AIM: Gather all lines in the entries that include the word "sensitivity".

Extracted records

=======

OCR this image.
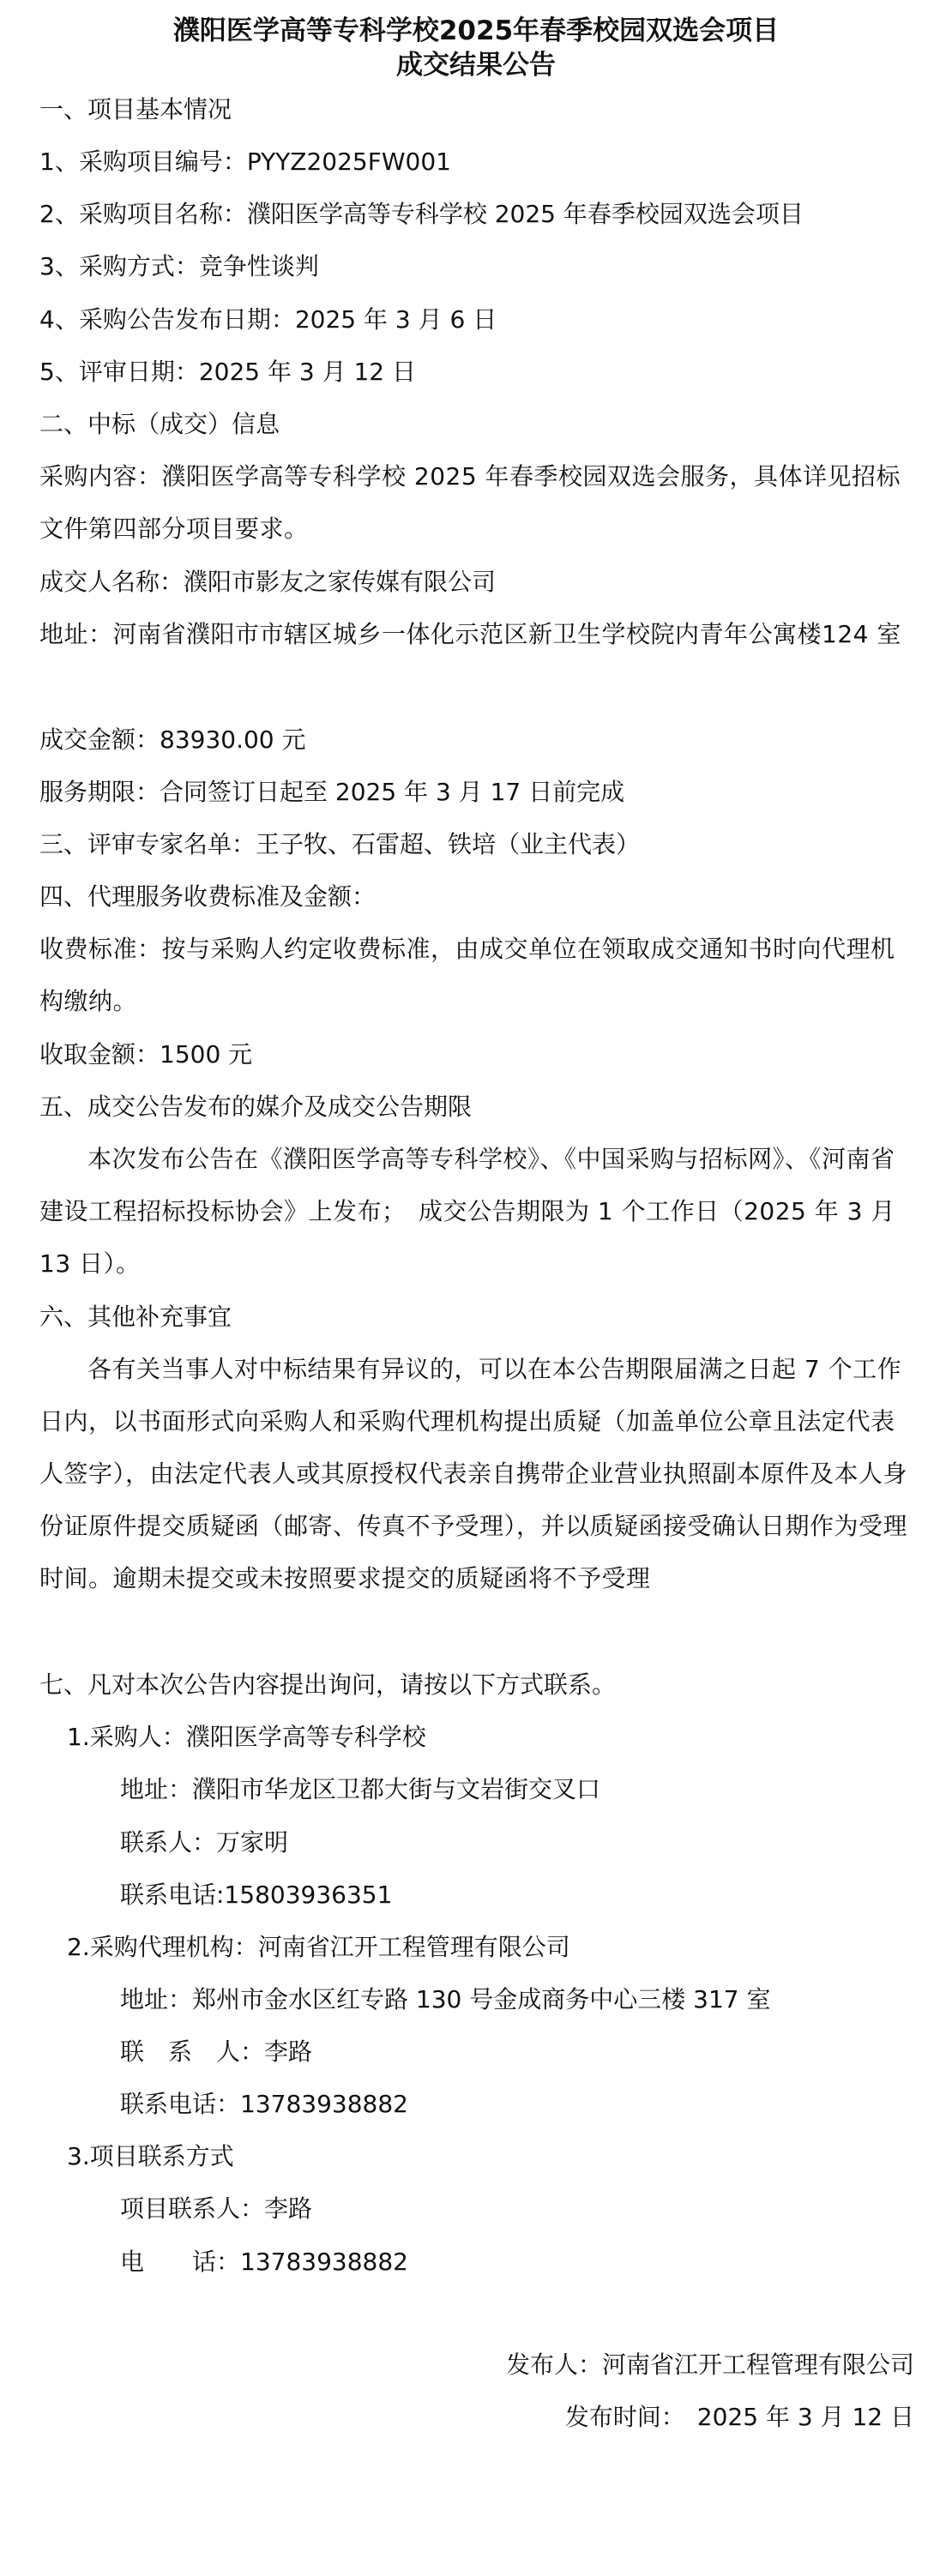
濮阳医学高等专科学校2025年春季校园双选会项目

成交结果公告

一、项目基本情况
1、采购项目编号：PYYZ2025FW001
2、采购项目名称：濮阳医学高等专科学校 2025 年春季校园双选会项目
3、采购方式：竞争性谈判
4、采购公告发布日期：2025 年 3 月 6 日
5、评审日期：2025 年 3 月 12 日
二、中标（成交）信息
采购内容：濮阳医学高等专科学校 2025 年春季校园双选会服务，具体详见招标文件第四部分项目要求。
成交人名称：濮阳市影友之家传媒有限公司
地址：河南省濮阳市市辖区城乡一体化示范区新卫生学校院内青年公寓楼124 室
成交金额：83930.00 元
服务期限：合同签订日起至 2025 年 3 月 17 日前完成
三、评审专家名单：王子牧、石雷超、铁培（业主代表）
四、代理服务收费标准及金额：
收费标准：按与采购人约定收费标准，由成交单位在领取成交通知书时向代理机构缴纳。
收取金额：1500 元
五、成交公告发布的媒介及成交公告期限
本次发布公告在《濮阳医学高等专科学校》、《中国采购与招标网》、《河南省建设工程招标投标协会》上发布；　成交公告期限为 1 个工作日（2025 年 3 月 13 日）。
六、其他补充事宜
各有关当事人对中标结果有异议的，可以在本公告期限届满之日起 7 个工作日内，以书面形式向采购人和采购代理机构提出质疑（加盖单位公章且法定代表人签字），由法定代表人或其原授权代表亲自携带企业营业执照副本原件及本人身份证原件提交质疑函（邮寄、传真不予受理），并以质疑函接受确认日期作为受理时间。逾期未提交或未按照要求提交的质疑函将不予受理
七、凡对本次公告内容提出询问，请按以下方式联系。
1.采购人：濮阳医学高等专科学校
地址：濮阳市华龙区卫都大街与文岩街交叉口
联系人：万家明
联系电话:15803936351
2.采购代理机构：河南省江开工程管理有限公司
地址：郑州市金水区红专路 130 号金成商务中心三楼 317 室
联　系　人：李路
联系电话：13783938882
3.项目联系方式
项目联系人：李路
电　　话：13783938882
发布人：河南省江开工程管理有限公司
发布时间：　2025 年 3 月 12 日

=======

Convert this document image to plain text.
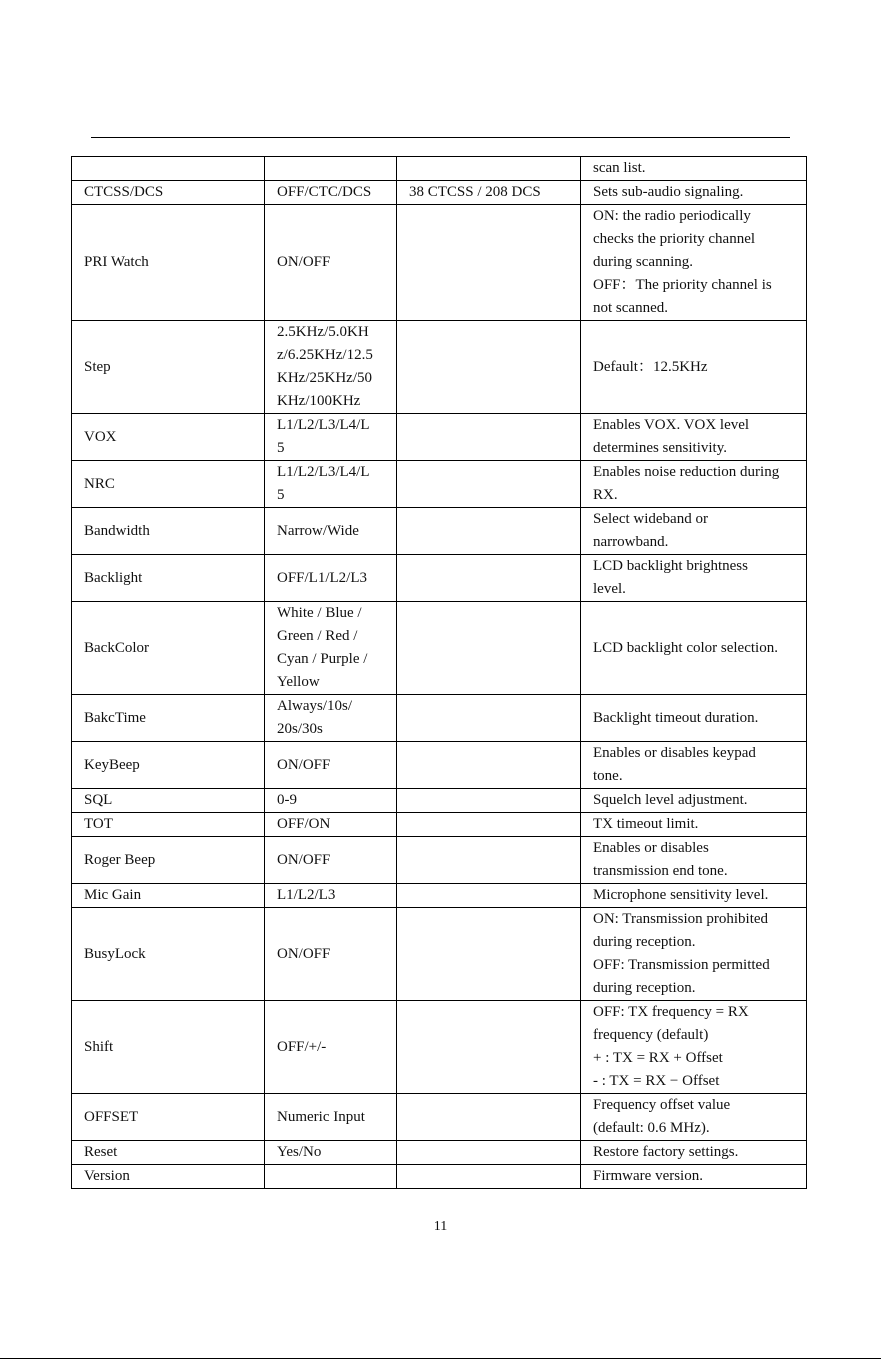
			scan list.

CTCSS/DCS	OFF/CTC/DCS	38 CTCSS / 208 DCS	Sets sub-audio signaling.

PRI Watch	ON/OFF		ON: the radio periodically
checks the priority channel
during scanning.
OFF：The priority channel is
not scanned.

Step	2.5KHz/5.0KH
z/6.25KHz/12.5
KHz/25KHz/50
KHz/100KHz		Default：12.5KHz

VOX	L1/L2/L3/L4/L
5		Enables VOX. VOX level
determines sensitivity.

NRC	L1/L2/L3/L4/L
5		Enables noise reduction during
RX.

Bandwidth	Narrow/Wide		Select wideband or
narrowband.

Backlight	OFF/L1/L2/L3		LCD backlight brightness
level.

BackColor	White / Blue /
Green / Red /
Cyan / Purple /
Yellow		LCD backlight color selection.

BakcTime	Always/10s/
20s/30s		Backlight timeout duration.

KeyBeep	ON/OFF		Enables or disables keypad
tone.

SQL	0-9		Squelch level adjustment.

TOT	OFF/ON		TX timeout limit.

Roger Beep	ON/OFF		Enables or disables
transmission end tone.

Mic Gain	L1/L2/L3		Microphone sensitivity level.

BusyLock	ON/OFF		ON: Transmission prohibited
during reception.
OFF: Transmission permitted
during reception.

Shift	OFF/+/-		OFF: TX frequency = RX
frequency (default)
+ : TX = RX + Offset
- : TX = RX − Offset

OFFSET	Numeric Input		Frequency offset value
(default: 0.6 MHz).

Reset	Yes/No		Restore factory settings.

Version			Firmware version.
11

=======

OUTPUT FOR THIS TASK:
determines sensitivity.
Mic Gain	L1/L2/L3		Microphone sensitivity level.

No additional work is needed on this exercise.